### [GIVEN TEXT]
------------------------------------------------------------

Some example of the protocols used by the SAN filer 550 and the CAN
530 are Domain Naming System (DNS), SNMP, and ARP. The cluster
control 556 additionally supports communication between the
system-level management entity of the SAN filer 550 and other
management entities within the customer's data network. In some
embodiments, the SAN filer 550 has one or more Ethernet ports to
interface with the CAN 530. The initialization control 557
interfaces with the installation terminal 590 to provide
initialization of the SAN filer 550 and provide low-level debugging
of problems. In some embodiments, the SAN filer 550 has an RS-232
serial port for an interface with the installation terminal 590.
The file, networking, cluster, system controller 558 provides
overall management of filing, networking, and clustering operations
of the SAN filer 550.
[0043] FIG. 6 is a symbolic diagram of a system 600 with a
component view of a SAN filer 630 in an exemplary implementation of
the invention. The system 600 includes a CAN 610, a SAN filer 630,
a LAN 650, a terminal 660, a SAN 670, a tape drive 680, and a disk
array 690.
[0044] The SAN filer 630 includes a host sub-system 620 and an
embedded sub-system 640, which are delineations for groups of
components within the SAN filer 630. The host sub-system 620
includes a cluster network interface 622, a host main processing
unit (MPU) 624, a flash module 626, and a host Input/Output
processor (IOP) 628. As a whole, the host sub-system 620 performs
LAN network management, SAN network management, volume management,
and high-level system control.
[0045] The cluster network interface 622 interfaces with the
multiple nodes of the CAN 610 of other SAN filers and the host MPU
624. The cluster network interface 622 interfaces with the CAN 610
using protocols such as DNS, SNMP, and ARP. The cluster network
interface 622 also interfaces with the SAN filer 630 internal
components and the customer-network management entities. In some
embodiments, the cluster network interface 622 has one or more
Ethernet ports.
[0046] The host MPU 624 can be any processing unit configured to
provide high-level control of the SAN filer 630. In general, an MPU
is a processing unit configured to execute code at all levels (high
and low), ultimately direct all Input/Output (I/O) operations of a
system, and have a primary access path to a large system memory.
Traditionally, an MPU executes the code that is the primary
function of the system, which for a file server is the file system.
In one embodiment, the host MPU 624 uses a general-purpose
operating system such as UNIX to provide standard client networking
services such as DNS, DHCP, authentication, etc. The host MPU 624
runs part of the LAN client protocols, SAN networking protocols,
file system procedures, and volume management procedures. In some
embodiments, the host MPU 624 does not run client applications in
order to preserve the security of the system 600.
[0047] The flash module 626 holds the operating code for all
processing entities within the SAN filer 630. The flash module 626
is coupled to the host MPU 624 and the host IOP 628. The host IOP
628 is an interface to the terminal 660 for initialization and
debugging. In some embodiments, the host IOP 628 is an RS-232
interface. In general, an I/O processor (IOP) is a processing unit
configured to execute low-level, or very limited high-level code.

------------------------------------------------------------

### [SUPPLIED DATA]

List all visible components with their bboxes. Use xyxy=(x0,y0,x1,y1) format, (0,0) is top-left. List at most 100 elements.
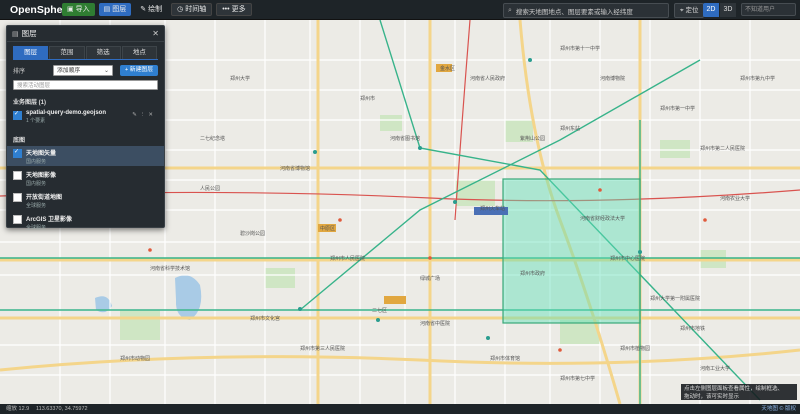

------------------------------------------------------------

### [PROBLEMS TO WORK ON]
A – Quote the passage of the SAN filer description above that begins at the words "Some example of" and stops after the words "installation terminal 590.".
B – Answer from the SAN filer description above:
(i) In some embodiments, what kind of serial port does the SAN filer 550 have for its interface with the installation terminal 590?
(ii) What four components make up the host sub-system 620?
(iii) What does the flash module 626 hold?
C – Based on the SAN filer description above, is each statement true? Give yes or no and quote the words that decide it.
(i) The system 600 includes a tape drive.
(ii) In some embodiments, the host MPU 624 runs client applications to preserve the security of the system 600.
(iii) The cluster network interface 622 uses protocols such as DNS, SNMP, and ARP to interface with the CAN 610.

### [RESULTS IN ORDER]
A –
Some example of the protocols used by the SAN filer 550 and the CAN
530 are Domain Naming System (DNS), SNMP, and ARP. The cluster
control 556 additionally supports communication between the
system-level management entity of the SAN filer 550 and other
management entities within the customer's data network. In some
embodiments, the SAN filer 550 has one or more Ethernet ports to
interface with the CAN 530. The initialization control 557
interfaces with the installation terminal 590 to provide
initialization of the SAN filer 550 and provide low-level debugging
of problems. In some embodiments, the SAN filer 550 has an RS-232
serial port for an interface with the installation terminal 590.

B –
(i) An RS-232 serial port.
(ii) A cluster network interface 622, a host main processing unit (MPU) 624, a flash module 626, and a host Input/Output processor (IOP) 628.
(iii) The operating code for all processing entities within the SAN filer 630.

C –
(i) Yes: "a tape drive 680"
(ii) No: "the host MPU 624 does not run client applications in order to preserve the security of the system 600"
(iii) Yes: "The cluster network interface 622 interfaces with the CAN 610 using protocols such as DNS, SNMP, and ARP."